• _Record excerpts_
• • • •

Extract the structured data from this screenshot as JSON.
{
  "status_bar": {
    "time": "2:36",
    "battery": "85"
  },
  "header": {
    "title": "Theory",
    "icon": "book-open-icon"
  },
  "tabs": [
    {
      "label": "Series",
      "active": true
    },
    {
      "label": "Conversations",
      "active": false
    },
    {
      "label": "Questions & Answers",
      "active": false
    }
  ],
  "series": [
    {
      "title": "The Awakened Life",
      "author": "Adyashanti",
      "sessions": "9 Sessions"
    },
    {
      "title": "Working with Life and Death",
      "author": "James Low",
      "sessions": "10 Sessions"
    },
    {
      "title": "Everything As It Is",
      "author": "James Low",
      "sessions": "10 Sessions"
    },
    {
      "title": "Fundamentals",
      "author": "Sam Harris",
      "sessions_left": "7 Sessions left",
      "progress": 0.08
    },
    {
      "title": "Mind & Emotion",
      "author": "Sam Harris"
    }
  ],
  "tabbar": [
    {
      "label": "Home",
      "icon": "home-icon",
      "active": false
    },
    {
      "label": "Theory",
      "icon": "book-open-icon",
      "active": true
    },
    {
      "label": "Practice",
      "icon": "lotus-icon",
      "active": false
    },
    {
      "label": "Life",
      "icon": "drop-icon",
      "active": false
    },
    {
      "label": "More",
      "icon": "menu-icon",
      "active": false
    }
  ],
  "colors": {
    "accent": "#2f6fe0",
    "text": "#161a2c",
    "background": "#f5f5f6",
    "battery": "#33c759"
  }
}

• • • •

Reproduce every entry shown above, precisely as it stands.

• _Solution to this exercise_
Extract the structured data from this screenshot as JSON.
{
  "status_bar": {
    "time": "2:36",
    "battery": "85"
  },
  "header": {
    "title": "Theory",
    "icon": "book-open-icon"
  },
  "tabs": [
    {
      "label": "Series",
      "active": true
    },
    {
      "label": "Conversations",
      "active": false
    },
    {
      "label": "Questions & Answers",
      "active": false
    }
  ],
  "series": [
    {
      "title": "The Awakened Life",
      "author": "Adyashanti",
      "sessions": "9 Sessions"
    },
    {
      "title": "Working with Life and Death",
      "author": "James Low",
      "sessions": "10 Sessions"
    },
    {
      "title": "Everything As It Is",
      "author": "James Low",
      "sessions": "10 Sessions"
    },
    {
      "title": "Fundamentals",
      "author": "Sam Harris",
      "sessions_left": "7 Sessions left",
      "progress": 0.08
    },
    {
      "title": "Mind & Emotion",
      "author": "Sam Harris"
    }
  ],
  "tabbar": [
    {
      "label": "Home",
      "icon": "home-icon",
      "active": false
    },
    {
      "label": "Theory",
      "icon": "book-open-icon",
      "active": true
    },
    {
      "label": "Practice",
      "icon": "lotus-icon",
      "active": false
    },
    {
      "label": "Life",
      "icon": "drop-icon",
      "active": false
    },
    {
      "label": "More",
      "icon": "menu-icon",
      "active": false
    }
  ],
  "colors": {
    "accent": "#2f6fe0",
    "text": "#161a2c",
    "background": "#f5f5f6",
    "battery": "#33c759"
  }
}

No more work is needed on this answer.